▶ Task instructions
Edit the entries that open with the line containing "x-tick-label: 400 xyxy=(405,314,423,326)" and close with the line containing "y-tick-label: 80 xyxy=(76,298,88,310)": replace "grid-line" with "gridline" and leave everything else unchanged. Give back only those lines.
# # #
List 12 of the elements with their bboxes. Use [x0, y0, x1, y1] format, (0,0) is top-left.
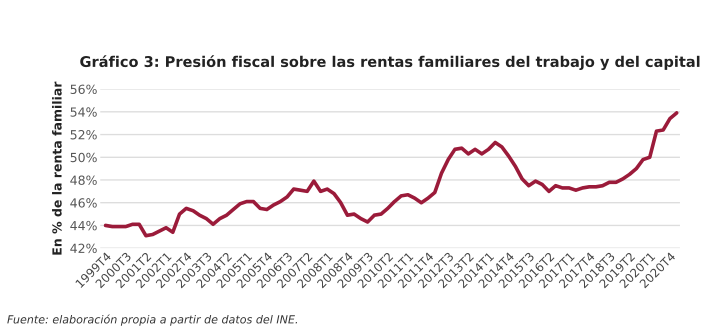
y-tick-label: 56% [70, 84, 97, 94]
y-tick-label: 50% [70, 152, 97, 162]
y-tick-label: 52% [70, 130, 97, 140]
chart-title: Gráfico 3: Presión fiscal sobre las rentas familiares del trabajo y del capital [80, 55, 700, 70]
y-tick-label: 42% [70, 244, 97, 254]
y-axis-title: En % de la renta familiar [52, 82, 62, 255]
y-tick-label: 46% [70, 198, 97, 208]
y-tick-label: 54% [70, 107, 97, 117]
source-note: Fuente: elaboración propia a partir de datos del INE. [7, 314, 298, 326]
y-tick-label: 48% [70, 175, 97, 185]
line-series [104, 111, 678, 238]
y-tick-label: 44% [70, 220, 97, 230]
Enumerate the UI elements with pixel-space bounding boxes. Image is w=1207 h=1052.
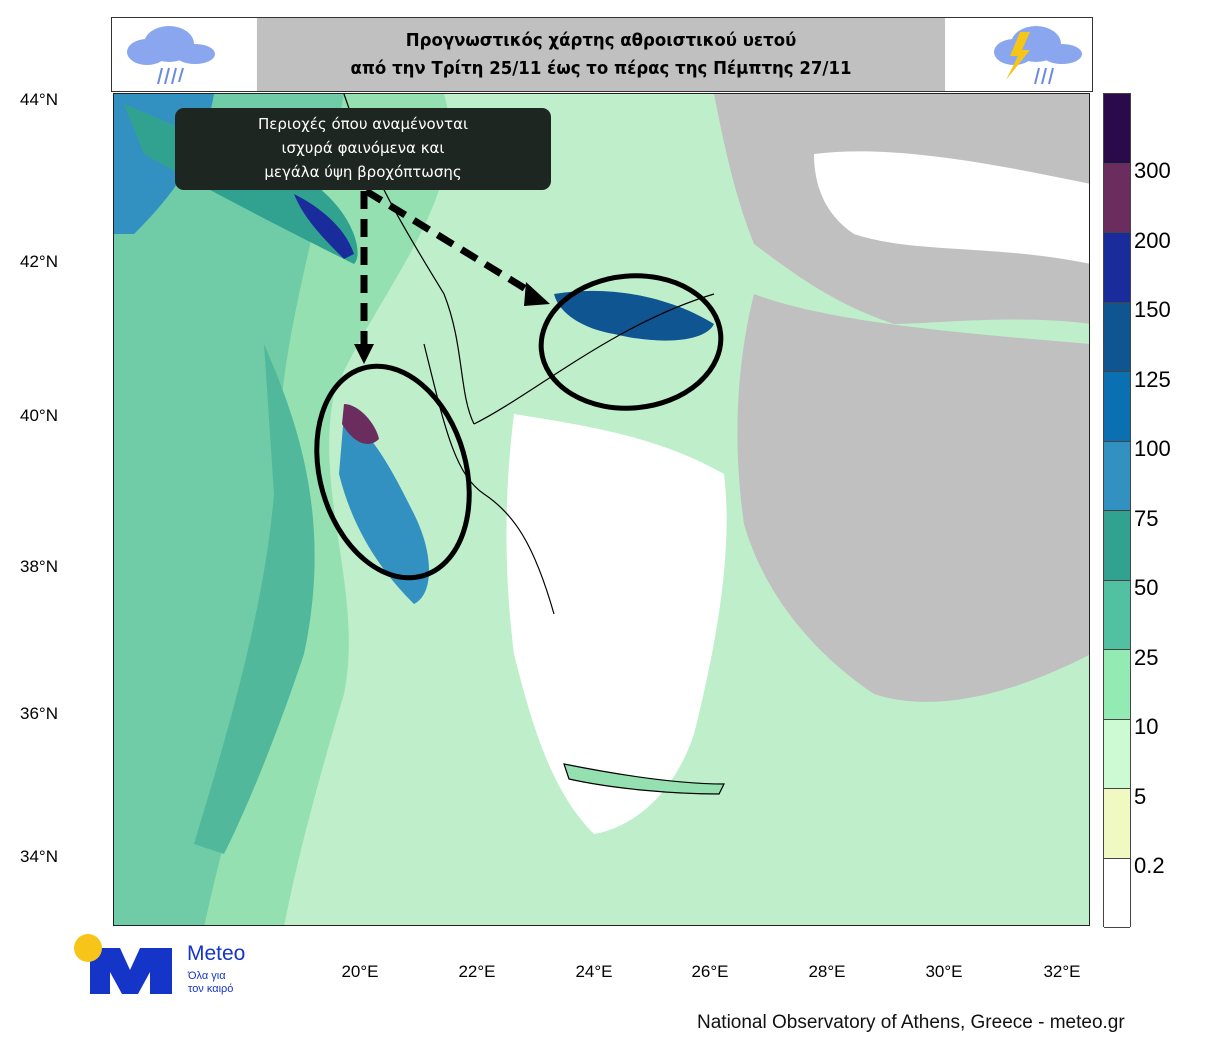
precipitation-map (113, 93, 1090, 926)
meteo-logo: Meteo Όλα για τον καιρό (72, 932, 272, 998)
lon-label: 22°E (458, 962, 496, 981)
meteo-m-logo-icon (74, 934, 172, 994)
annotation-box: Περιοχές όπου αναμένονται ισχυρά φαινόμε… (175, 108, 551, 190)
colorbar-swatch (1104, 163, 1130, 233)
colorbar-swatch (1104, 441, 1130, 511)
map-header: Προγνωστικός χάρτης αθροιστικού υετού απ… (111, 17, 1093, 92)
colorbar-label: 150 (1134, 297, 1171, 322)
colorbar-swatch (1104, 719, 1130, 789)
colorbar-label: 100 (1134, 436, 1171, 461)
colorbar-swatch (1104, 511, 1130, 581)
lon-label: 28°E (808, 962, 846, 981)
colorbar-swatch (1104, 233, 1130, 303)
tagline-line-1: Όλα για (188, 970, 226, 982)
colorbar-label: 10 (1134, 714, 1159, 739)
logo-tagline: Όλα για τον καιρό (188, 970, 233, 996)
logo-brand: Meteo (187, 942, 246, 965)
lon-label: 30°E (925, 962, 963, 981)
lat-label: 36°N (20, 704, 58, 723)
colorbar (1103, 93, 1131, 928)
lat-label: 42°N (20, 252, 58, 271)
credit-text: National Observatory of Athens, Greece -… (697, 1012, 1125, 1033)
lon-label: 24°E (575, 962, 613, 981)
rain-cloud-icon (127, 26, 215, 85)
annotation-line-1: Περιοχές όπου αναμένονται (257, 115, 469, 133)
colorbar-label: 50 (1134, 575, 1159, 600)
colorbar-label: 300 (1134, 158, 1171, 183)
colorbar-swatch (1104, 372, 1130, 442)
colorbar-label: 0.2 (1134, 853, 1165, 878)
lat-label: 44°N (20, 90, 58, 109)
lon-label: 32°E (1043, 962, 1081, 981)
colorbar-label: 75 (1134, 506, 1159, 531)
colorbar-swatch (1104, 789, 1130, 859)
colorbar-swatch (1104, 858, 1130, 928)
lat-label: 40°N (20, 406, 58, 425)
colorbar-label: 25 (1134, 645, 1159, 670)
map-title: Προγνωστικός χάρτης αθροιστικού υετού απ… (256, 18, 946, 91)
title-line-2: από την Τρίτη 25/11 έως το πέρας της Πέμ… (350, 57, 852, 79)
thunderstorm-cloud-icon (994, 26, 1082, 85)
colorbar-swatch (1104, 302, 1130, 372)
lat-label: 34°N (20, 847, 58, 866)
lon-label: 20°E (341, 962, 379, 981)
tagline-line-2: τον καιρό (188, 983, 234, 995)
colorbar-swatch (1104, 94, 1130, 164)
annotation-line-2: ισχυρά φαινόμενα και (281, 139, 445, 157)
colorbar-swatch (1104, 650, 1130, 720)
colorbar-label: 200 (1134, 228, 1171, 253)
lat-label: 38°N (20, 557, 58, 576)
colorbar-label: 5 (1134, 784, 1147, 809)
colorbar-label: 125 (1134, 367, 1171, 392)
title-line-1: Προγνωστικός χάρτης αθροιστικού υετού (405, 29, 797, 51)
annotation-line-3: μεγάλα ύψη βροχόπτωσης (264, 163, 462, 181)
lon-label: 26°E (691, 962, 729, 981)
colorbar-swatch (1104, 580, 1130, 650)
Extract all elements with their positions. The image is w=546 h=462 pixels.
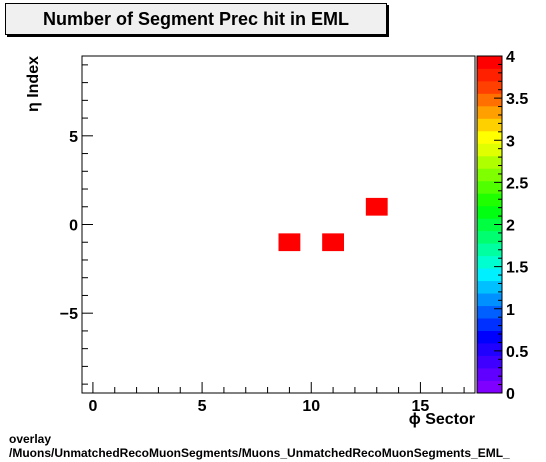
colorbar-tick-label-1: 0.5 — [506, 344, 528, 361]
heatmap-cell-1 — [322, 233, 344, 252]
x-axis-title: ϕ Sector — [409, 411, 475, 428]
colorbar-tick-label-6: 3 — [506, 133, 515, 150]
colorbar-tick-label-2: 1 — [506, 302, 515, 319]
colorbar-segment — [477, 193, 502, 207]
heatmap-cell-0 — [278, 233, 301, 252]
x-tick-label-3: 15 — [412, 398, 430, 415]
colorbar-tick-label-0: 0 — [506, 386, 515, 403]
colorbar-tick-label-3: 1.5 — [506, 260, 528, 277]
footer-line-1: overlay — [9, 432, 52, 446]
y-axis-title: η Index — [25, 56, 42, 112]
x-tick-label-2: 10 — [302, 398, 320, 415]
x-tick-label-0: 0 — [88, 398, 97, 415]
colorbar-segment — [477, 118, 502, 132]
heatmap-cell-2 — [365, 197, 388, 216]
colorbar-segment — [477, 56, 502, 69]
colorbar-segment — [477, 330, 502, 344]
colorbar-segment — [477, 268, 502, 282]
colorbar-segment — [477, 205, 502, 219]
colorbar-segment — [477, 243, 502, 257]
y-tick-label-2: 5 — [69, 129, 78, 146]
colorbar-segment — [477, 93, 502, 107]
colorbar-tick-label-7: 3.5 — [506, 91, 528, 108]
colorbar-segment — [477, 318, 502, 331]
colorbar-segment — [477, 168, 502, 182]
colorbar-segment — [477, 218, 502, 232]
colorbar-segment — [477, 230, 502, 244]
plot-frame — [81, 55, 476, 394]
y-tick-label-1: 0 — [69, 218, 78, 235]
colorbar-tick-label-4: 2 — [506, 218, 515, 235]
colorbar-segment — [477, 105, 502, 119]
colorbar-segment — [477, 343, 502, 356]
chart-title: Number of Segment Prec hit in EML — [5, 3, 387, 35]
footer-line-2: /Muons/UnmatchedRecoMuonSegments/Muons_U… — [9, 446, 510, 460]
colorbar-segment — [477, 143, 502, 157]
colorbar-segment — [477, 80, 502, 94]
colorbar-segment — [477, 130, 502, 144]
colorbar-tick-label-8: 4 — [506, 49, 515, 66]
colorbar-segment — [477, 155, 502, 169]
colorbar-segment — [477, 368, 502, 381]
colorbar-segment — [477, 305, 502, 319]
x-tick-label-1: 5 — [198, 398, 207, 415]
colorbar-segment — [477, 355, 502, 369]
colorbar-segment — [477, 293, 502, 307]
colorbar-tick-label-5: 2.5 — [506, 175, 528, 192]
colorbar-segment — [477, 255, 502, 269]
y-tick-label-0: −5 — [60, 306, 78, 323]
colorbar-segment — [477, 280, 502, 294]
colorbar-segment — [477, 380, 502, 394]
colorbar-segment — [477, 180, 502, 194]
colorbar-segment — [477, 68, 502, 82]
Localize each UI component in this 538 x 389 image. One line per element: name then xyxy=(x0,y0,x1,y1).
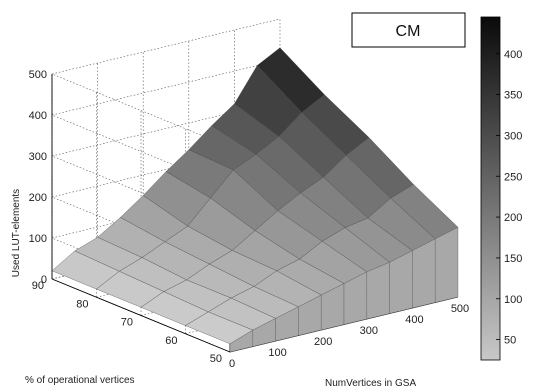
x-tick-label: 400 xyxy=(405,314,423,326)
y-tick-label: 60 xyxy=(165,335,177,347)
colorbar-tick-label: 200 xyxy=(504,212,522,224)
surface-mesh xyxy=(51,47,459,353)
y-axis-label: % of operational vertices xyxy=(25,375,135,386)
grid-line xyxy=(51,59,281,189)
z-tick-label: 100 xyxy=(29,233,47,245)
x-tick-label: 100 xyxy=(268,347,286,359)
z-tick-label: 300 xyxy=(29,151,47,163)
y-tick-label: 80 xyxy=(76,298,88,310)
colorbar: 50 100 150 200 250 300 350 400 xyxy=(480,16,522,361)
colorbar-tick-label: 250 xyxy=(504,171,522,183)
colorbar-gradient xyxy=(480,16,501,361)
colorbar-tick-label: 100 xyxy=(504,294,522,306)
surface-skirt xyxy=(435,227,459,303)
x-tick-label: 0 xyxy=(229,358,235,370)
x-tick-label: 500 xyxy=(451,303,469,315)
axis-line xyxy=(51,278,231,353)
z-tick-label: 200 xyxy=(29,192,47,204)
z-tick-label: 0 xyxy=(41,274,47,286)
colorbar-tick-label: 50 xyxy=(504,335,516,347)
z-tick-label: 400 xyxy=(29,110,47,122)
grid-line xyxy=(51,18,281,148)
colorbar-tick-label: 350 xyxy=(504,90,522,102)
y-tick-label: 70 xyxy=(121,317,133,329)
x-tick-label: 200 xyxy=(314,336,332,348)
x-tick-label: 300 xyxy=(360,325,378,337)
colorbar-title: CM xyxy=(396,23,421,40)
colorbar-tick-label: 400 xyxy=(504,49,522,61)
surface-skirt xyxy=(412,238,436,309)
surface-skirt xyxy=(366,262,390,320)
x-axis-label: NumVertices in GSA xyxy=(325,378,416,389)
colorbar-tick-label: 150 xyxy=(504,253,522,265)
colorbar-title-box: CM xyxy=(351,12,466,48)
colorbar-ticks: 50 100 150 200 250 300 350 400 xyxy=(496,49,522,347)
z-tick-label: 500 xyxy=(29,69,47,81)
z-axis-label: Used LUT-elements xyxy=(11,189,22,277)
y-tick-label: 50 xyxy=(210,353,222,365)
colorbar-tick-label: 300 xyxy=(504,130,522,142)
tick-labels: 0100200300400500506070809001002003004005… xyxy=(29,69,470,370)
y-tick-label: 90 xyxy=(32,280,44,292)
# # #
▶ Answer
x-tick-label: 400 xyxy=(405,314,423,326)
y-tick-label: 60 xyxy=(165,335,177,347)
colorbar-tick-label: 200 xyxy=(504,212,522,224)
surface-mesh xyxy=(51,47,459,353)
y-axis-label: % of operational vertices xyxy=(25,375,135,386)
gridline xyxy=(51,59,281,189)
z-tick-label: 100 xyxy=(29,233,47,245)
x-tick-label: 100 xyxy=(268,347,286,359)
z-tick-label: 300 xyxy=(29,151,47,163)
y-tick-label: 80 xyxy=(76,298,88,310)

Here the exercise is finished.